-- BEGIN --
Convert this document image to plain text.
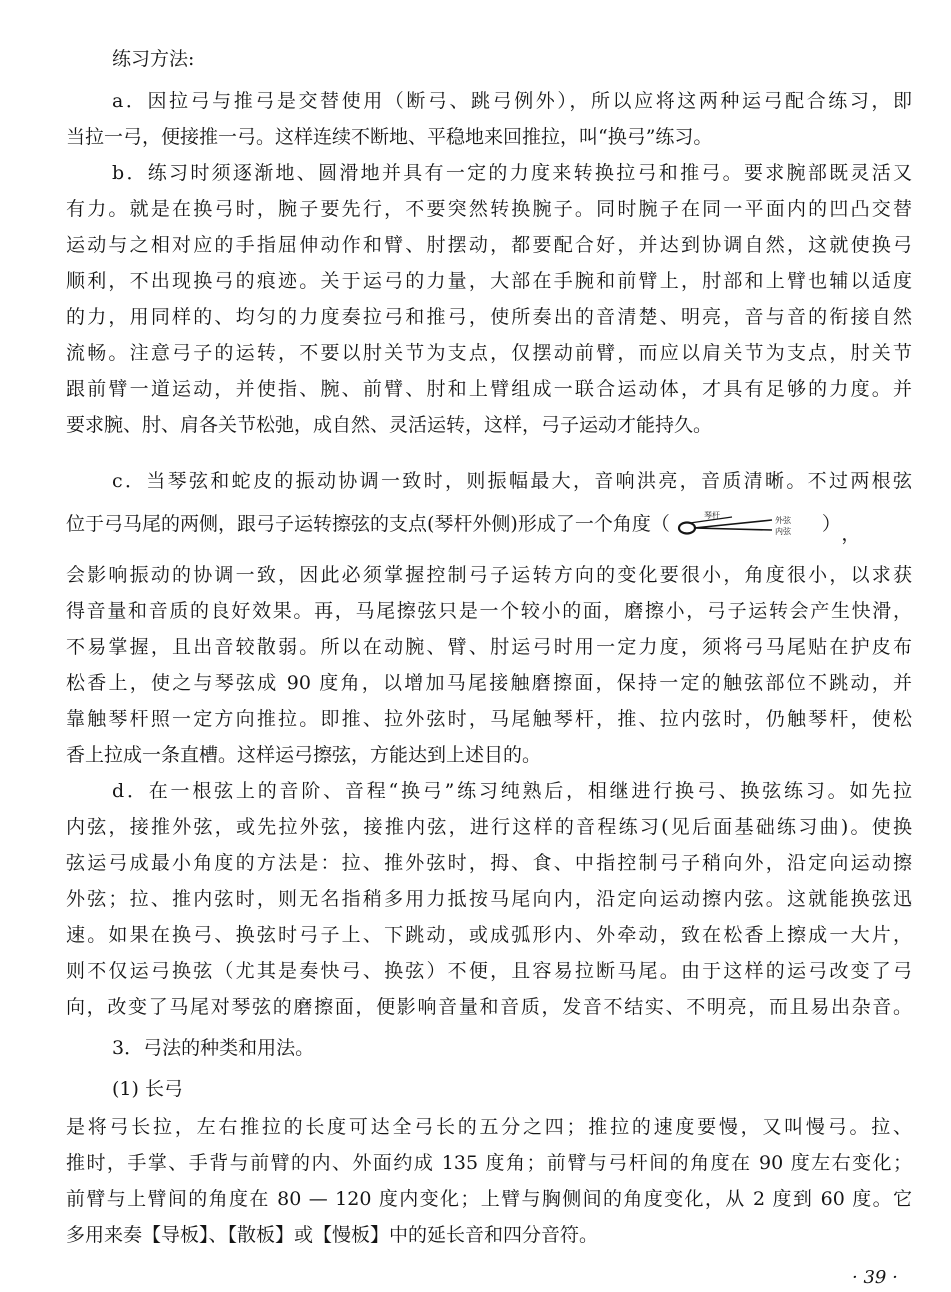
练习方法:

a．因拉弓与推弓是交替使用（断弓、跳弓例外），所以应将这两种运弓配合练习，即

当拉一弓，便接推一弓。这样连续不断地、平稳地来回推拉，叫“换弓”练习。

b．练习时须逐渐地、圆滑地并具有一定的力度来转换拉弓和推弓。要求腕部既灵活又

有力。就是在换弓时，腕子要先行，不要突然转换腕子。同时腕子在同一平面内的凹凸交替

运动与之相对应的手指屈伸动作和臂、肘摆动，都要配合好，并达到协调自然，这就使换弓

顺利，不出现换弓的痕迹。关于运弓的力量，大部在手腕和前臂上，肘部和上臂也辅以适度

的力，用同样的、均匀的力度奏拉弓和推弓，使所奏出的音清楚、明亮，音与音的衔接自然

流畅。注意弓子的运转，不要以肘关节为支点，仅摆动前臂，而应以肩关节为支点，肘关节

跟前臂一道运动，并使指、腕、前臂、肘和上臂组成一联合运动体，才具有足够的力度。并

要求腕、肘、肩各关节松弛，成自然、灵活运转，这样，弓子运动才能持久。

c．当琴弦和蛇皮的振动协调一致时，则振幅最大，音响洪亮，音质清晰。不过两根弦

位于弓马尾的两侧，跟弓子运转擦弦的支点(琴杆外侧)形成了一个角度（	琴杆
外弦
内弦 ） ，

会影响振动的协调一致，因此必须掌握控制弓子运转方向的变化要很小，角度很小，以求获

得音量和音质的良好效果。再，马尾擦弦只是一个较小的面，磨擦小，弓子运转会产生快滑，

不易掌握，且出音较散弱。所以在动腕、臂、肘运弓时用一定力度，须将弓马尾贴在护皮布

松香上，使之与琴弦成 90 度角，以增加马尾接触磨擦面，保持一定的触弦部位不跳动，并

靠触琴杆照一定方向推拉。即推、拉外弦时，马尾触琴杆，推、拉内弦时，仍触琴杆，使松

香上拉成一条直槽。这样运弓擦弦，方能达到上述目的。

d．在一根弦上的音阶、音程“换弓”练习纯熟后，相继进行换弓、换弦练习。如先拉

内弦，接推外弦，或先拉外弦，接推内弦，进行这样的音程练习(见后面基础练习曲)。使换

弦运弓成最小角度的方法是：拉、推外弦时，拇、食、中指控制弓子稍向外，沿定向运动擦

外弦；拉、推内弦时，则无名指稍多用力抵按马尾向内，沿定向运动擦内弦。这就能换弦迅

速。如果在换弓、换弦时弓子上、下跳动，或成弧形内、外牵动，致在松香上擦成一大片，

则不仅运弓换弦（尤其是奏快弓、换弦）不便，且容易拉断马尾。由于这样的运弓改变了弓

向，改变了马尾对琴弦的磨擦面，便影响音量和音质，发音不结实、不明亮，而且易出杂音。

3．弓法的种类和用法。

(1) 长弓

是将弓长拉，左右推拉的长度可达全弓长的五分之四；推拉的速度要慢，又叫慢弓。拉、

推时，手掌、手背与前臂的内、外面约成 135 度角；前臂与弓杆间的角度在 90 度左右变化；

前臂与上臂间的角度在 80 — 120 度内变化；上臂与胸侧间的角度变化，从 2 度到 60 度。它

多用来奏【导板】、【散板】或【慢板】中的延长音和四分音符。

· 39 ·
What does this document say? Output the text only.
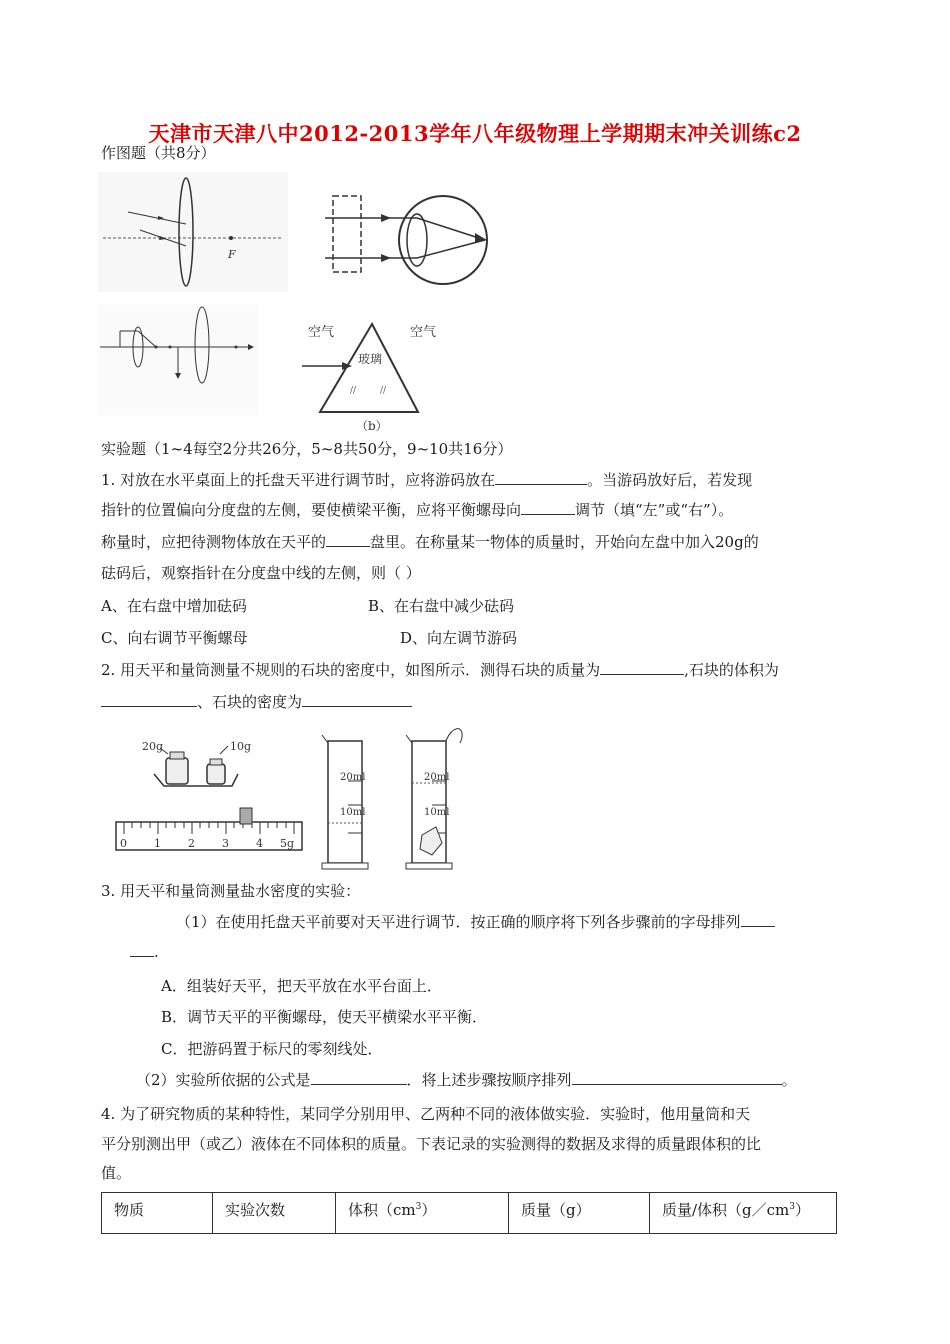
天津市天津八中2012-2013学年八年级物理上学期期末冲关训练c2
作图题（共8分）
F
空气	空气
玻璃
//	//
（b）
实验题（1~4每空2分共26分，5~8共50分，9~10共16分）
1. 对放在水平桌面上的托盘天平进行调节时，应将游码放在	。当游码放好后，若发现
指针的位置偏向分度盘的左侧，要使横梁平衡，应将平衡螺母向	调节（填“左”或“右”）。
称量时，应把待测物体放在天平的	盘里。在称量某一物体的质量时，开始向左盘中加入20g的
砝码后，观察指针在分度盘中线的左侧，则（ ）
A、在右盘中增加砝码	B、在右盘中减少砝码
C、向右调节平衡螺母	D、向左调节游码
2. 用天平和量筒测量不规则的石块的密度中，如图所示．测得石块的质量为	,石块的体积为
、石块的密度为
20g	10g
0 1 2 3 4 5g
20ml
10ml
20ml
10ml
3. 用天平和量筒测量盐水密度的实验：
（1）在使用托盘天平前要对天平进行调节．按正确的顺序将下列各步骤前的字母排列
.
A．组装好天平，把天平放在水平台面上．
B．调节天平的平衡螺母，使天平横梁水平平衡．
C．把游码置于标尺的零刻线处．
（2）实验所依据的公式是	．将上述步骤按顺序排列	。
4. 为了研究物质的某种特性，某同学分别用甲、乙两种不同的液体做实验．实验时，他用量筒和天
平分别测出甲（或乙）液体在不同体积的质量。下表记录的实验测得的数据及求得的质量跟体积的比
值。
物质	实验次数	体积$(cm^3)$	质量（g）	质量/体积$(g/cm^3)$
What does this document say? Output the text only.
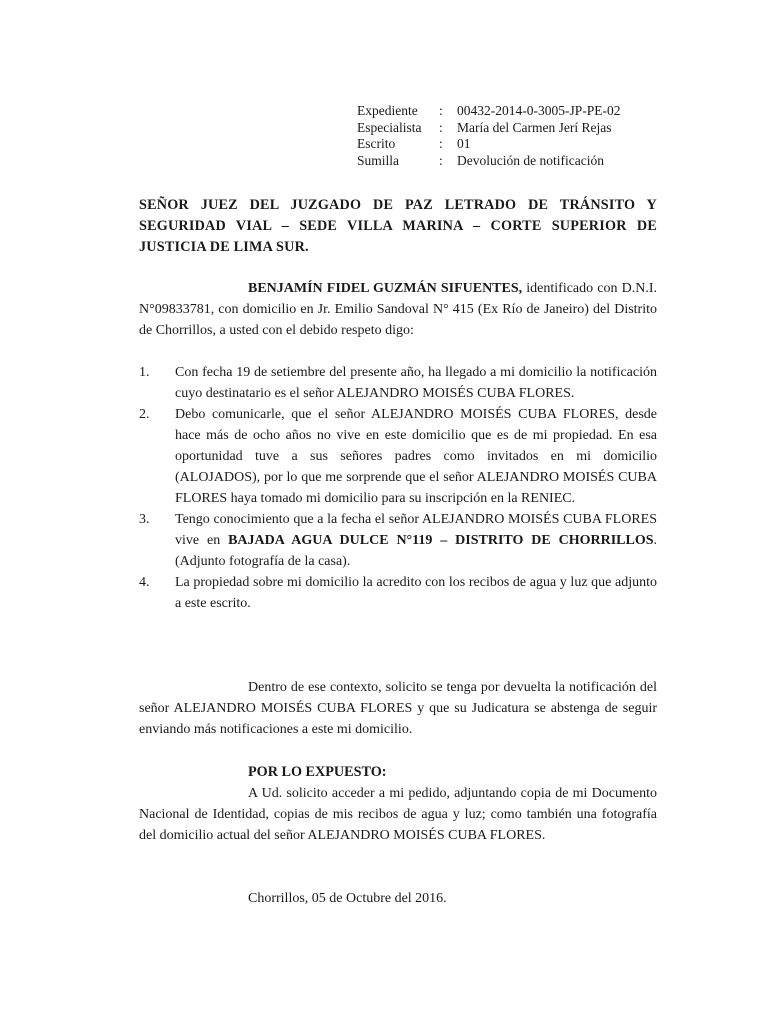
Expediente	:	00432-2014-0-3005-JP-PE-02
Especialista	:	María del Carmen Jerí Rejas
Escrito	:	01
Sumilla	:	Devolución de notificación
SEÑOR JUEZ DEL JUZGADO DE PAZ LETRADO DE TRÁNSITO Y SEGURIDAD VIAL – SEDE VILLA MARINA – CORTE SUPERIOR DE JUSTICIA DE LIMA SUR.
BENJAMÍN FIDEL GUZMÁN SIFUENTES, identificado con D.N.I. N°09833781, con domicilio en Jr. Emilio Sandoval N° 415 (Ex Río de Janeiro) del Distrito de Chorrillos, a usted con el debido respeto digo:
1.	Con fecha 19 de setiembre del presente año, ha llegado a mi domicilio la notificación cuyo destinatario es el señor ALEJANDRO MOISÉS CUBA FLORES.
2.	Debo comunicarle, que el señor ALEJANDRO MOISÉS CUBA FLORES, desde hace más de ocho años no vive en este domicilio que es de mi propiedad. En esa oportunidad tuve a sus señores padres como invitados en mi domicilio (ALOJADOS), por lo que me sorprende que el señor ALEJANDRO MOISÉS CUBA FLORES haya tomado mi domicilio para su inscripción en la RENIEC.
3.	Tengo conocimiento que a la fecha el señor ALEJANDRO MOISÉS CUBA FLORES vive en BAJADA AGUA DULCE N°119 – DISTRITO DE CHORRILLOS. (Adjunto fotografía de la casa).
4.	La propiedad sobre mi domicilio la acredito con los recibos de agua y luz que adjunto a este escrito.
Dentro de ese contexto, solicito se tenga por devuelta la notificación del señor ALEJANDRO MOISÉS CUBA FLORES y que su Judicatura se abstenga de seguir enviando más notificaciones a este mi domicilio.
POR LO EXPUESTO:
A Ud. solicito acceder a mi pedido, adjuntando copia de mi Documento Nacional de Identidad, copias de mis recibos de agua y luz; como también una fotografía del domicilio actual del señor ALEJANDRO MOISÉS CUBA FLORES.
Chorrillos, 05 de Octubre del 2016.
-- END --
Leaving out the pictures, repeat the data above exactly.

Exercise output>
Convert this document image to plain text.
练习方法:

a．因拉弓与推弓是交替使用（断弓、跳弓例外），所以应将这两种运弓配合练习，即

当拉一弓，便接推一弓。这样连续不断地、平稳地来回推拉，叫“换弓”练习。

b．练习时须逐渐地、圆滑地并具有一定的力度来转换拉弓和推弓。要求腕部既灵活又

有力。就是在换弓时，腕子要先行，不要突然转换腕子。同时腕子在同一平面内的凹凸交替

运动与之相对应的手指屈伸动作和臂、肘摆动，都要配合好，并达到协调自然，这就使换弓

顺利，不出现换弓的痕迹。关于运弓的力量，大部在手腕和前臂上，肘部和上臂也辅以适度

的力，用同样的、均匀的力度奏拉弓和推弓，使所奏出的音清楚、明亮，音与音的衔接自然

流畅。注意弓子的运转，不要以肘关节为支点，仅摆动前臂，而应以肩关节为支点，肘关节

跟前臂一道运动，并使指、腕、前臂、肘和上臂组成一联合运动体，才具有足够的力度。并

要求腕、肘、肩各关节松弛，成自然、灵活运转，这样，弓子运动才能持久。

c．当琴弦和蛇皮的振动协调一致时，则振幅最大，音响洪亮，音质清晰。不过两根弦

位于弓马尾的两侧，跟弓子运转擦弦的支点(琴杆外侧)形成了一个角度（	琴杆
外弦
内弦 ） ，

会影响振动的协调一致，因此必须掌握控制弓子运转方向的变化要很小，角度很小，以求获

得音量和音质的良好效果。再，马尾擦弦只是一个较小的面，磨擦小，弓子运转会产生快滑，

不易掌握，且出音较散弱。所以在动腕、臂、肘运弓时用一定力度，须将弓马尾贴在护皮布

松香上，使之与琴弦成 90 度角，以增加马尾接触磨擦面，保持一定的触弦部位不跳动，并

靠触琴杆照一定方向推拉。即推、拉外弦时，马尾触琴杆，推、拉内弦时，仍触琴杆，使松

香上拉成一条直槽。这样运弓擦弦，方能达到上述目的。

d．在一根弦上的音阶、音程“换弓”练习纯熟后，相继进行换弓、换弦练习。如先拉

内弦，接推外弦，或先拉外弦，接推内弦，进行这样的音程练习(见后面基础练习曲)。使换

弦运弓成最小角度的方法是：拉、推外弦时，拇、食、中指控制弓子稍向外，沿定向运动擦

外弦；拉、推内弦时，则无名指稍多用力抵按马尾向内，沿定向运动擦内弦。这就能换弦迅

速。如果在换弓、换弦时弓子上、下跳动，或成弧形内、外牵动，致在松香上擦成一大片，

则不仅运弓换弦（尤其是奏快弓、换弦）不便，且容易拉断马尾。由于这样的运弓改变了弓

向，改变了马尾对琴弦的磨擦面，便影响音量和音质，发音不结实、不明亮，而且易出杂音。

3．弓法的种类和用法。

(1) 长弓

是将弓长拉，左右推拉的长度可达全弓长的五分之四；推拉的速度要慢，又叫慢弓。拉、

推时，手掌、手背与前臂的内、外面约成 135 度角；前臂与弓杆间的角度在 90 度左右变化；

前臂与上臂间的角度在 80 — 120 度内变化；上臂与胸侧间的角度变化，从 2 度到 60 度。它

多用来奏【导板】、【散板】或【慢板】中的延长音和四分音符。

· 39 ·
What does this document say? Output the text only.
天津市天津八中2012-2013学年八年级物理上学期期末冲关训练c2
作图题（共8分）
F
空气	空气
玻璃
//	//
（b）
实验题（1~4每空2分共26分，5~8共50分，9~10共16分）
1. 对放在水平桌面上的托盘天平进行调节时，应将游码放在	。当游码放好后，若发现
指针的位置偏向分度盘的左侧，要使横梁平衡，应将平衡螺母向	调节（填“左”或“右”）。
称量时，应把待测物体放在天平的	盘里。在称量某一物体的质量时，开始向左盘中加入20g的
砝码后，观察指针在分度盘中线的左侧，则（ ）
A、在右盘中增加砝码	B、在右盘中减少砝码
C、向右调节平衡螺母	D、向左调节游码
2. 用天平和量筒测量不规则的石块的密度中，如图所示．测得石块的质量为	,石块的体积为
、石块的密度为
20g	10g
0 1 2 3 4 5g
20ml
10ml
20ml
10ml
3. 用天平和量筒测量盐水密度的实验：
（1）在使用托盘天平前要对天平进行调节．按正确的顺序将下列各步骤前的字母排列
.
A．组装好天平，把天平放在水平台面上．
B．调节天平的平衡螺母，使天平横梁水平平衡．
C．把游码置于标尺的零刻线处．
（2）实验所依据的公式是	．将上述步骤按顺序排列	。
4. 为了研究物质的某种特性，某同学分别用甲、乙两种不同的液体做实验．实验时，他用量筒和天
平分别测出甲（或乙）液体在不同体积的质量。下表记录的实验测得的数据及求得的质量跟体积的比
值。
物质	实验次数	体积$(cm^3)$	质量（g）	质量/体积$(g/cm^3)$
What does this document say? Output the text only.
Expediente	:	00432-2014-0-3005-JP-PE-02
Especialista	:	María del Carmen Jerí Rejas
Escrito	:	01
Sumilla	:	Devolución de notificación
SEÑOR JUEZ DEL JUZGADO DE PAZ LETRADO DE TRÁNSITO Y SEGURIDAD VIAL – SEDE VILLA MARINA – CORTE SUPERIOR DE JUSTICIA DE LIMA SUR.
BENJAMÍN FIDEL GUZMÁN SIFUENTES, identificado con D.N.I. N°09833781, con domicilio en Jr. Emilio Sandoval N° 415 (Ex Río de Janeiro) del Distrito de Chorrillos, a usted con el debido respeto digo:
1.	Con fecha 19 de setiembre del presente año, ha llegado a mi domicilio la notificación cuyo destinatario es el señor ALEJANDRO MOISÉS CUBA FLORES.
2.	Debo comunicarle, que el señor ALEJANDRO MOISÉS CUBA FLORES, desde hace más de ocho años no vive en este domicilio que es de mi propiedad. En esa oportunidad tuve a sus señores padres como invitados en mi domicilio (ALOJADOS), por lo que me sorprende que el señor ALEJANDRO MOISÉS CUBA FLORES haya tomado mi domicilio para su inscripción en la RENIEC.
3.	Tengo conocimiento que a la fecha el señor ALEJANDRO MOISÉS CUBA FLORES vive en BAJADA AGUA DULCE N°119 – DISTRITO DE CHORRILLOS. (Adjunto fotografía de la casa).
4.	La propiedad sobre mi domicilio la acredito con los recibos de agua y luz que adjunto a este escrito.
Dentro de ese contexto, solicito se tenga por devuelta la notificación del señor ALEJANDRO MOISÉS CUBA FLORES y que su Judicatura se abstenga de seguir enviando más notificaciones a este mi domicilio.
POR LO EXPUESTO:
A Ud. solicito acceder a mi pedido, adjuntando copia de mi Documento Nacional de Identidad, copias de mis recibos de agua y luz; como también una fotografía del domicilio actual del señor ALEJANDRO MOISÉS CUBA FLORES.
Chorrillos, 05 de Octubre del 2016.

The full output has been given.